> The exercise:
Across the entries below, count the lines in which the word "bohle" occurs. Reply with the count alone.
═══ Records for this exercise ═══
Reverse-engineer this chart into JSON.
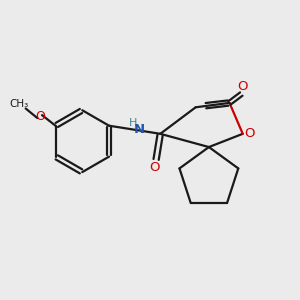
{
  "bg_color": "#ebebeb",
  "bond_color": "#1a1a1a",
  "oxygen_color": "#cc0000",
  "nitrogen_color": "#2255aa",
  "figsize": [
    3.0,
    3.0
  ],
  "dpi": 100,
  "lw": 1.6,
  "xlim": [
    0,
    10
  ],
  "ylim": [
    1,
    9
  ]
}
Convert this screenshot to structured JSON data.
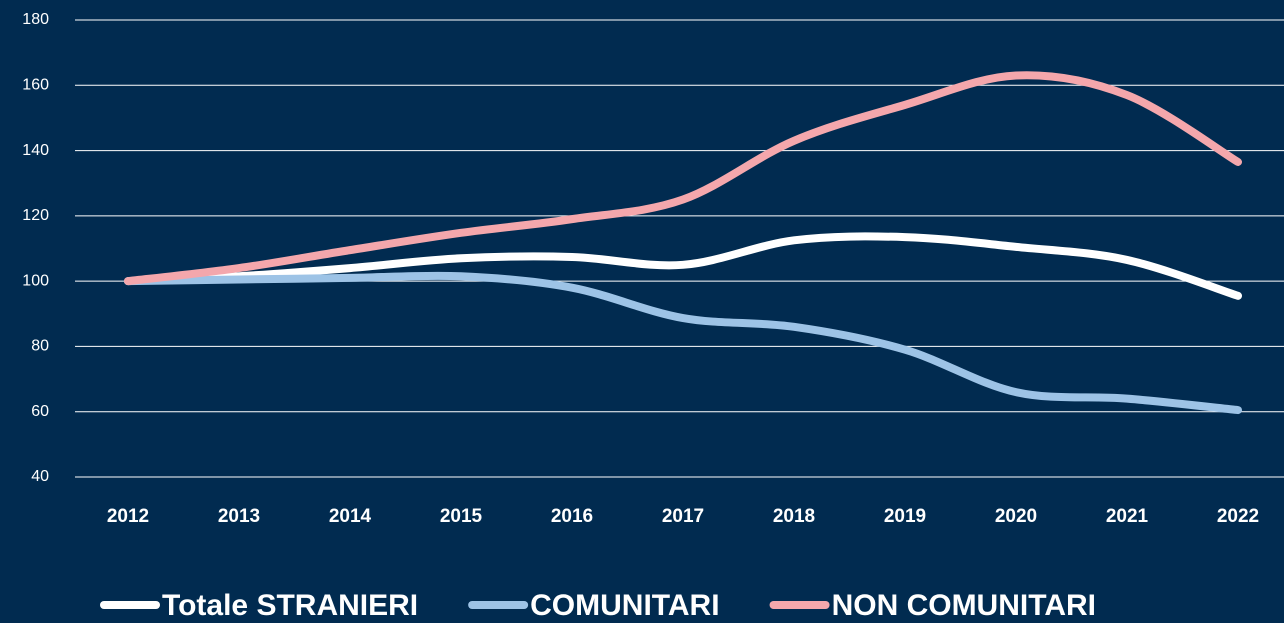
{
  "chart_data": {
    "type": "line",
    "categories": [
      "2012",
      "2013",
      "2014",
      "2015",
      "2016",
      "2017",
      "2018",
      "2019",
      "2020",
      "2021",
      "2022"
    ],
    "series": [
      {
        "name": "Totale STRANIERI",
        "color": "#ffffff",
        "values": [
          100,
          101.5,
          104,
          107,
          107.4,
          105,
          112.5,
          113.5,
          110.5,
          106.5,
          95.5
        ]
      },
      {
        "name": "COMUNITARI",
        "color": "#9dc3e6",
        "values": [
          100,
          100.5,
          101,
          101.5,
          98,
          88.7,
          86,
          79,
          66,
          64,
          60.5
        ]
      },
      {
        "name": "NON COMUNITARI",
        "color": "#f4a7ac",
        "values": [
          100,
          104,
          109.5,
          114.8,
          119,
          125,
          143,
          154,
          163,
          157,
          136.5
        ]
      }
    ],
    "ylim": [
      40,
      180
    ],
    "yticks": [
      40,
      60,
      80,
      100,
      120,
      140,
      160,
      180
    ],
    "grid": true,
    "legend": "bottom"
  }
}
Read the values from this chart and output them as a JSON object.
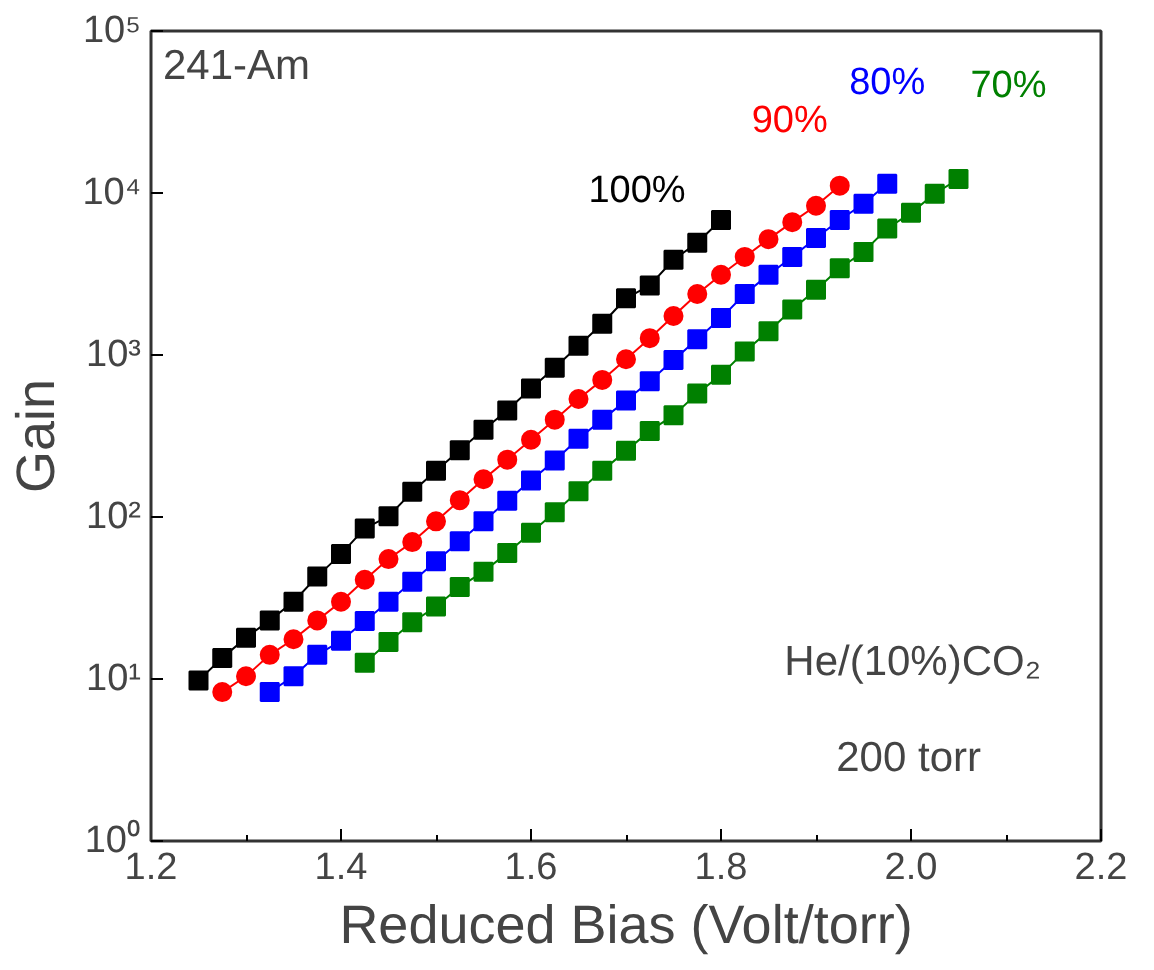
{
  "chart_data": {
    "type": "line",
    "xlabel": "Reduced Bias (Volt/torr)",
    "ylabel": "Gain",
    "log": "y",
    "marker": "square",
    "grid": false,
    "xlim": [
      1.2,
      2.2
    ],
    "xticks": [
      {
        "value": 1.2,
        "label": "1.2"
      },
      {
        "value": 1.4,
        "label": "1.4"
      },
      {
        "value": 1.6,
        "label": "1.6"
      },
      {
        "value": 1.8,
        "label": "1.8"
      },
      {
        "value": 2.0,
        "label": "2.0"
      },
      {
        "value": 2.2,
        "label": "2.2"
      }
    ],
    "ylim": [
      1,
      100000
    ],
    "yticks": [
      {
        "value": 1,
        "label": "10⁰"
      },
      {
        "value": 10,
        "label": "10¹"
      },
      {
        "value": 100,
        "label": "10²"
      },
      {
        "value": 1000,
        "label": "10³"
      },
      {
        "value": 10000,
        "label": "10⁴"
      },
      {
        "value": 100000,
        "label": "10⁵"
      }
    ],
    "annotations": [
      "241-Am",
      "He/(10%)CO₂",
      "200 torr"
    ],
    "series": [
      {
        "name": "100%",
        "color": "#000000",
        "x": [
          1.25,
          1.275,
          1.3,
          1.325,
          1.35,
          1.375,
          1.4,
          1.425,
          1.45,
          1.475,
          1.5,
          1.525,
          1.55,
          1.575,
          1.6,
          1.625,
          1.65,
          1.675,
          1.7,
          1.725,
          1.75,
          1.775,
          1.8
        ],
        "values": [
          9.8,
          13.5,
          18,
          23,
          30,
          43,
          59,
          85,
          101,
          143,
          193,
          258,
          346,
          455,
          622,
          834,
          1140,
          1560,
          2240,
          2690,
          3870,
          4930,
          6810
        ]
      },
      {
        "name": "90%",
        "color": "#ff0000",
        "marker": "circle",
        "x": [
          1.275,
          1.3,
          1.325,
          1.35,
          1.375,
          1.4,
          1.425,
          1.45,
          1.475,
          1.5,
          1.525,
          1.55,
          1.575,
          1.6,
          1.625,
          1.65,
          1.675,
          1.7,
          1.725,
          1.75,
          1.775,
          1.8,
          1.825,
          1.85,
          1.875,
          1.9,
          1.925
        ],
        "values": [
          8.3,
          10.4,
          14.1,
          17.6,
          23,
          30,
          41,
          55,
          70,
          94,
          127,
          171,
          226,
          300,
          399,
          535,
          702,
          941,
          1270,
          1740,
          2380,
          3130,
          4030,
          5190,
          6610,
          8340,
          11100
        ]
      },
      {
        "name": "80%",
        "color": "#0000ff",
        "x": [
          1.325,
          1.35,
          1.375,
          1.4,
          1.425,
          1.45,
          1.475,
          1.5,
          1.525,
          1.55,
          1.575,
          1.6,
          1.625,
          1.65,
          1.675,
          1.7,
          1.725,
          1.75,
          1.775,
          1.8,
          1.825,
          1.85,
          1.875,
          1.9,
          1.925,
          1.95,
          1.975
        ],
        "values": [
          8.3,
          10.4,
          14.1,
          17.2,
          22.8,
          30,
          39.9,
          53.4,
          70.8,
          94,
          126,
          168,
          223,
          304,
          399,
          524,
          689,
          930,
          1250,
          1690,
          2380,
          3130,
          4030,
          5270,
          6810,
          8580,
          11400
        ]
      },
      {
        "name": "70%",
        "color": "#008000",
        "x": [
          1.425,
          1.45,
          1.475,
          1.5,
          1.525,
          1.55,
          1.575,
          1.6,
          1.625,
          1.65,
          1.675,
          1.7,
          1.725,
          1.75,
          1.775,
          1.8,
          1.825,
          1.85,
          1.875,
          1.9,
          1.925,
          1.95,
          1.975,
          2.0,
          2.025,
          2.05
        ],
        "values": [
          12.6,
          16.9,
          22.4,
          28,
          37,
          46,
          60,
          80,
          107,
          144,
          193,
          256,
          340,
          424,
          579,
          754,
          1050,
          1400,
          1910,
          2530,
          3430,
          4330,
          6040,
          7540,
          9900,
          12200
        ]
      }
    ]
  }
}
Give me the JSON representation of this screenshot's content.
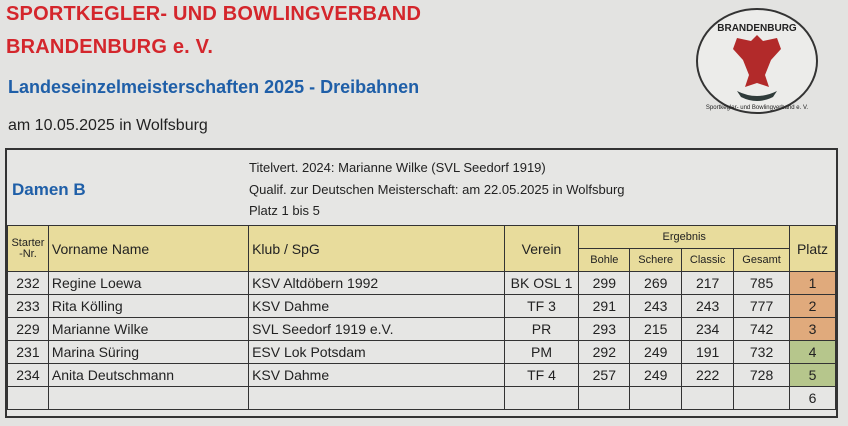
{
  "header": {
    "org_line1": "SPORTKEGLER- UND BOWLINGVERBAND",
    "org_line2": "BRANDENBURG e. V.",
    "event": "Landeseinzelmeisterschaften 2025 - Dreibahnen",
    "date": "am 10.05.2025 in Wolfsburg",
    "logo": {
      "top_text": "BRANDENBURG",
      "ring_text": "Sportkegler- und Bowlingverband e. V.",
      "icon": "red-eagle-icon"
    }
  },
  "section": {
    "category": "Damen B",
    "title_holder": "Titelvert. 2024: Marianne Wilke (SVL Seedorf 1919)",
    "qualification": "Qualif. zur Deutschen Meisterschaft: am 22.05.2025 in Wolfsburg",
    "places": "Platz 1 bis 5"
  },
  "table": {
    "headers": {
      "starter": "Starter-Nr.",
      "name": "Vorname Name",
      "club": "Klub / SpG",
      "verein": "Verein",
      "ergebnis": "Ergebnis",
      "bohle": "Bohle",
      "schere": "Schere",
      "classic": "Classic",
      "gesamt": "Gesamt",
      "platz": "Platz"
    },
    "rows": [
      {
        "nr": "232",
        "name": "Regine Loewa",
        "club": "KSV Altdöbern 1992",
        "verein": "BK OSL 1",
        "bohle": "299",
        "schere": "269",
        "classic": "217",
        "gesamt": "785",
        "platz": "1"
      },
      {
        "nr": "233",
        "name": "Rita Kölling",
        "club": "KSV Dahme",
        "verein": "TF 3",
        "bohle": "291",
        "schere": "243",
        "classic": "243",
        "gesamt": "777",
        "platz": "2"
      },
      {
        "nr": "229",
        "name": "Marianne Wilke",
        "club": "SVL Seedorf 1919 e.V.",
        "verein": "PR",
        "bohle": "293",
        "schere": "215",
        "classic": "234",
        "gesamt": "742",
        "platz": "3"
      },
      {
        "nr": "231",
        "name": "Marina Süring",
        "club": "ESV Lok Potsdam",
        "verein": "PM",
        "bohle": "292",
        "schere": "249",
        "classic": "191",
        "gesamt": "732",
        "platz": "4"
      },
      {
        "nr": "234",
        "name": "Anita Deutschmann",
        "club": "KSV Dahme",
        "verein": "TF 4",
        "bohle": "257",
        "schere": "249",
        "classic": "222",
        "gesamt": "728",
        "platz": "5"
      },
      {
        "nr": "",
        "name": "",
        "club": "",
        "verein": "",
        "bohle": "",
        "schere": "",
        "classic": "",
        "gesamt": "",
        "platz": "6"
      }
    ]
  },
  "colors": {
    "org": "#d4262c",
    "blue": "#1f5fa8",
    "header_bg": "#e8dc9c",
    "podium": "#e0aa7c",
    "qualified": "#b6c68c"
  }
}
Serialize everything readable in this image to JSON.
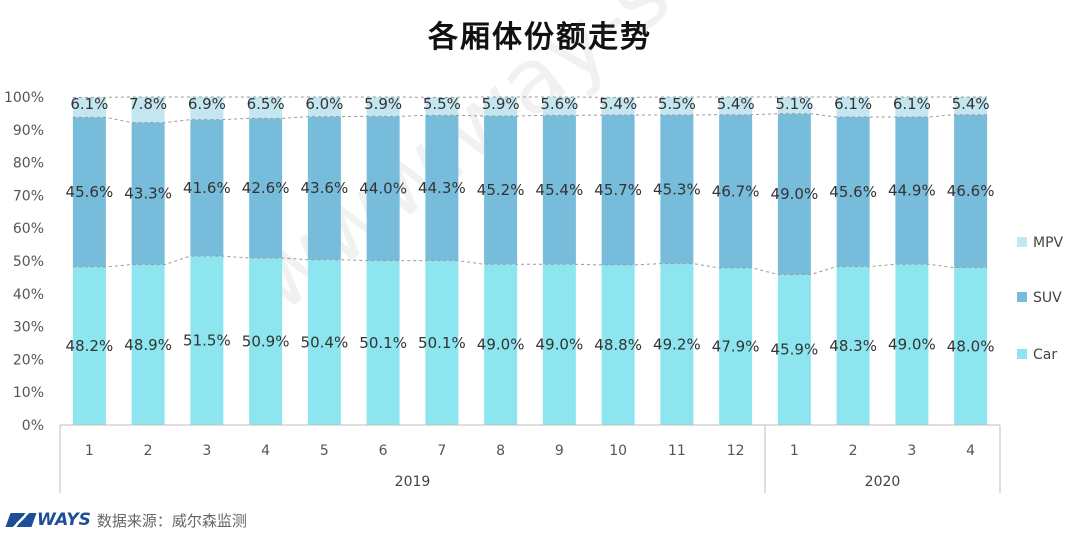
{
  "chart_data": {
    "type": "bar",
    "stacked": true,
    "percent": true,
    "title": "各厢体份额走势",
    "categories": [
      "1",
      "2",
      "3",
      "4",
      "5",
      "6",
      "7",
      "8",
      "9",
      "10",
      "11",
      "12",
      "1",
      "2",
      "3",
      "4"
    ],
    "groups": [
      {
        "label": "2019",
        "count": 12
      },
      {
        "label": "2020",
        "count": 4
      }
    ],
    "series": [
      {
        "name": "Car",
        "color": "#8de6ef",
        "values": [
          48.2,
          48.9,
          51.5,
          50.9,
          50.4,
          50.1,
          50.1,
          49.0,
          49.0,
          48.8,
          49.2,
          47.9,
          45.9,
          48.3,
          49.0,
          48.0
        ],
        "labels": [
          "48.2%",
          "48.9%",
          "51.5%",
          "50.9%",
          "50.4%",
          "50.1%",
          "50.1%",
          "49.0%",
          "49.0%",
          "48.8%",
          "49.2%",
          "47.9%",
          "45.9%",
          "48.3%",
          "49.0%",
          "48.0%"
        ]
      },
      {
        "name": "SUV",
        "color": "#78bcdc",
        "values": [
          45.6,
          43.3,
          41.6,
          42.6,
          43.6,
          44.0,
          44.3,
          45.2,
          45.4,
          45.7,
          45.3,
          46.7,
          49.0,
          45.6,
          44.9,
          46.6
        ],
        "labels": [
          "45.6%",
          "43.3%",
          "41.6%",
          "42.6%",
          "43.6%",
          "44.0%",
          "44.3%",
          "45.2%",
          "45.4%",
          "45.7%",
          "45.3%",
          "46.7%",
          "49.0%",
          "45.6%",
          "44.9%",
          "46.6%"
        ]
      },
      {
        "name": "MPV",
        "color": "#c4e6f0",
        "values": [
          6.1,
          7.8,
          6.9,
          6.5,
          6.0,
          5.9,
          5.5,
          5.9,
          5.6,
          5.4,
          5.5,
          5.4,
          5.1,
          6.1,
          6.1,
          5.4
        ],
        "labels": [
          "6.1%",
          "7.8%",
          "6.9%",
          "6.5%",
          "6.0%",
          "5.9%",
          "5.5%",
          "5.9%",
          "5.6%",
          "5.4%",
          "5.5%",
          "5.4%",
          "5.1%",
          "6.1%",
          "6.1%",
          "5.4%"
        ]
      }
    ],
    "ylim": [
      0,
      100
    ],
    "yticks": [
      "0%",
      "10%",
      "20%",
      "30%",
      "40%",
      "50%",
      "60%",
      "70%",
      "80%",
      "90%",
      "100%"
    ],
    "legend": {
      "position": "right",
      "order": [
        "MPV",
        "SUV",
        "Car"
      ]
    },
    "grid": false,
    "series_lines": "dashed"
  },
  "footer": {
    "logo_text": "WAYS",
    "source_text": "数据来源：威尔森监测"
  },
  "watermark": "www.way-s.cn"
}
═══
> Solution:
7